• _WORK INSTRUCTIONS_: Filter the data below and copy each line that contains the string "name". The match is case-sensitive.

(Excerpt from a dataset)
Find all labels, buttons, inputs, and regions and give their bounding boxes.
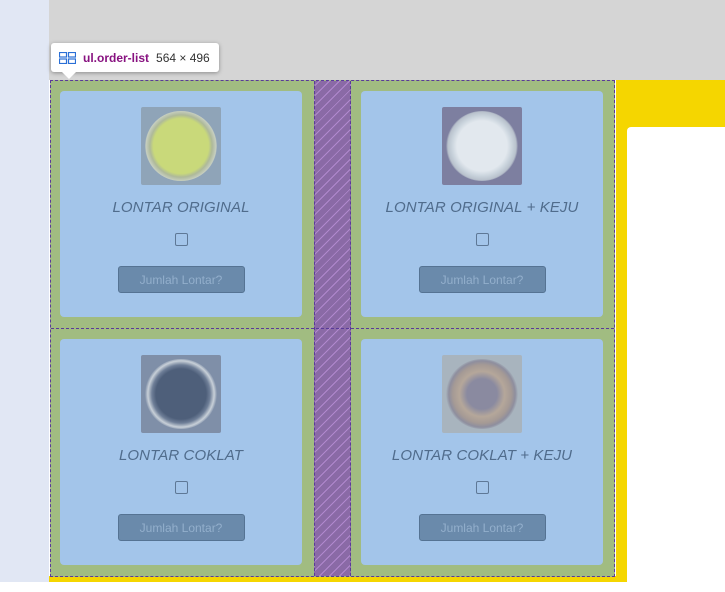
product-card-lontar-original-keju: LONTAR ORIGINAL + KEJU Jumlah Lontar? bbox=[361, 91, 603, 317]
element-size: 564 × 496 bbox=[156, 50, 210, 65]
product-card-lontar-original: LONTAR ORIGINAL Jumlah Lontar? bbox=[60, 91, 302, 317]
product-name: LONTAR COKLAT bbox=[118, 447, 244, 464]
select-checkbox[interactable] bbox=[475, 233, 489, 246]
product-image bbox=[141, 107, 221, 185]
product-image bbox=[442, 107, 522, 185]
quantity-button[interactable]: Jumlah Lontar? bbox=[117, 266, 245, 293]
product-card-lontar-coklat-keju: LONTAR COKLAT + KEJU Jumlah Lontar? bbox=[361, 339, 603, 565]
side-panel bbox=[627, 127, 725, 582]
product-image bbox=[442, 355, 522, 433]
select-checkbox[interactable] bbox=[475, 481, 489, 494]
product-name: LONTAR COKLAT + KEJU bbox=[391, 447, 573, 464]
grid-layout-icon bbox=[59, 51, 76, 64]
quantity-button[interactable]: Jumlah Lontar? bbox=[418, 266, 546, 293]
product-name: LONTAR ORIGINAL + KEJU bbox=[385, 199, 579, 216]
select-checkbox[interactable] bbox=[174, 233, 188, 246]
order-list: LONTAR ORIGINAL Jumlah Lontar? LONTAR OR… bbox=[50, 80, 615, 577]
quantity-button[interactable]: Jumlah Lontar? bbox=[117, 514, 245, 541]
product-image bbox=[141, 355, 221, 433]
element-selector: ul.order-list bbox=[83, 50, 150, 65]
inspector-tooltip: ul.order-list 564 × 496 bbox=[51, 43, 219, 79]
product-name: LONTAR ORIGINAL bbox=[112, 199, 250, 216]
product-card-lontar-coklat: LONTAR COKLAT Jumlah Lontar? bbox=[60, 339, 302, 565]
quantity-button[interactable]: Jumlah Lontar? bbox=[418, 514, 546, 541]
left-page-strip bbox=[0, 0, 49, 582]
select-checkbox[interactable] bbox=[174, 481, 188, 494]
grid-row-line bbox=[51, 328, 614, 329]
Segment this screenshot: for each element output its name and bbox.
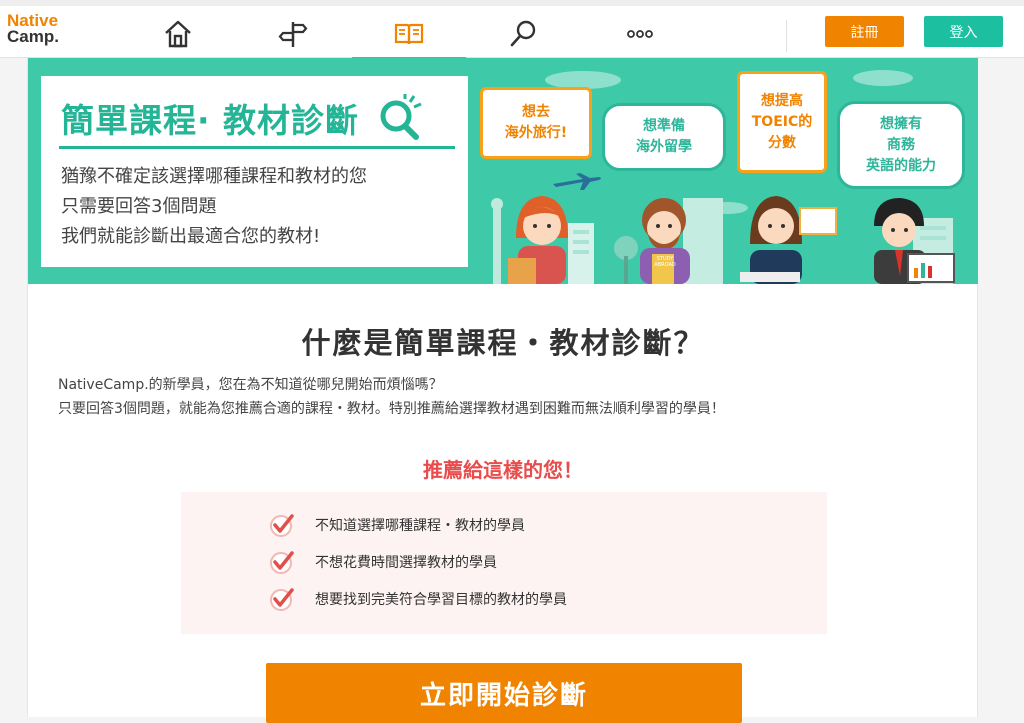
book-icon — [394, 23, 424, 45]
page-title: 什麼是簡單課程・教材診斷？ — [301, 326, 705, 360]
check-icon — [269, 512, 295, 538]
home-icon — [165, 20, 191, 48]
nav-more[interactable] — [620, 14, 660, 54]
list-item: 不知道選擇哪種課程・教材的學員 — [269, 512, 525, 538]
signpost-icon — [278, 22, 308, 47]
nav-signpost[interactable] — [273, 14, 313, 54]
recommend-item-text: 不知道選擇哪種課程・教材的學員 — [315, 518, 525, 534]
nav-search[interactable] — [503, 14, 543, 54]
speech-bubble-travel: 想去 海外旅行! — [480, 87, 592, 159]
intro-line-1: NativeCamp.的新學員，您在為不知道從哪兒開始而煩惱嗎？ — [58, 377, 443, 393]
bubble-text: TOEIC的 — [751, 113, 813, 130]
intro-line-2: 只要回答3個問題，就能為您推薦合適的課程・教材。特別推薦給選擇教材遇到困難而無法… — [58, 401, 725, 417]
check-icon — [269, 586, 295, 612]
speech-bubble-toeic: 想提高 TOEIC的 分數 — [737, 71, 827, 173]
check-icon — [269, 549, 295, 575]
nativecamp-logo[interactable]: Native Camp. — [7, 12, 59, 46]
content-card: 簡單課程· 教材診斷 猶豫不確定該選擇哪種課程和教材的您 只需要回答3個問題 我… — [27, 58, 978, 723]
register-button[interactable]: 註冊 — [825, 16, 904, 47]
bubble-text: 想準備 — [643, 118, 685, 134]
banner-rule — [59, 146, 455, 149]
hero-banner: 簡單課程· 教材診斷 猶豫不確定該選擇哪種課程和教材的您 只需要回答3個問題 我… — [28, 58, 978, 284]
bubble-text: 想擁有 — [880, 115, 922, 132]
study-abroad-book-label: STUDY ABROAD — [654, 256, 676, 268]
start-diagnosis-button[interactable]: 立即開始診斷 — [266, 663, 742, 723]
list-item: 想要找到完美符合學習目標的教材的學員 — [269, 586, 567, 612]
speech-bubble-study-abroad: 想準備 海外留學 — [602, 103, 726, 171]
recommend-item-text: 不想花費時間選擇教材的學員 — [315, 555, 497, 571]
recommend-item-text: 想要找到完美符合學習目標的教材的學員 — [315, 592, 567, 608]
top-nav-bar: Native Camp. 註冊 登入 — [0, 0, 1024, 61]
bubble-text: 想提高 — [761, 92, 803, 109]
bubble-text: 海外留學 — [636, 139, 692, 155]
bubble-text: 分數 — [768, 134, 796, 151]
banner-title: 簡單課程· 教材診斷 — [61, 94, 424, 142]
nav-textbook[interactable] — [389, 14, 429, 54]
login-button[interactable]: 登入 — [924, 16, 1003, 47]
banner-text-box: 簡單課程· 教材診斷 猶豫不確定該選擇哪種課程和教材的您 只需要回答3個問題 我… — [41, 76, 468, 267]
banner-line-3: 我們就能診斷出最適合您的教材! — [61, 226, 321, 247]
search-icon — [510, 20, 536, 47]
banner-line-2: 只需要回答3個問題 — [61, 196, 217, 217]
recommend-title: 推薦給這樣的您！ — [423, 458, 583, 482]
more-icon — [627, 30, 653, 38]
speech-bubble-business: 想擁有 商務 英語的能力 — [837, 101, 965, 189]
list-item: 不想花費時間選擇教材的學員 — [269, 549, 497, 575]
logo-line2: Camp. — [7, 27, 59, 46]
bubble-text: 海外旅行! — [504, 125, 568, 141]
magnifier-icon — [380, 94, 422, 140]
recommend-box: 不知道選擇哪種課程・教材的學員 不想花費時間選擇教材的學員 想要找到完美符合學習… — [181, 492, 827, 634]
header-divider — [786, 20, 787, 52]
bubble-text: 商務 — [887, 136, 915, 153]
bubble-text: 想去 — [522, 104, 550, 120]
bubble-text: 英語的能力 — [866, 157, 936, 174]
nav-home[interactable] — [158, 14, 198, 54]
banner-line-1: 猶豫不確定該選擇哪種課程和教材的您 — [61, 166, 367, 187]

• _ANSWER TO THE TASK_:
product-name: LONTAR COKLAT bbox=[118, 447, 244, 464]
product-name: LONTAR COKLAT + KEJU bbox=[391, 447, 573, 464]
product-name: LONTAR ORIGINAL + KEJU bbox=[385, 199, 579, 216]
product-name: LONTAR ORIGINAL bbox=[112, 199, 250, 216]
Segment this screenshot: for each element output its name and bbox.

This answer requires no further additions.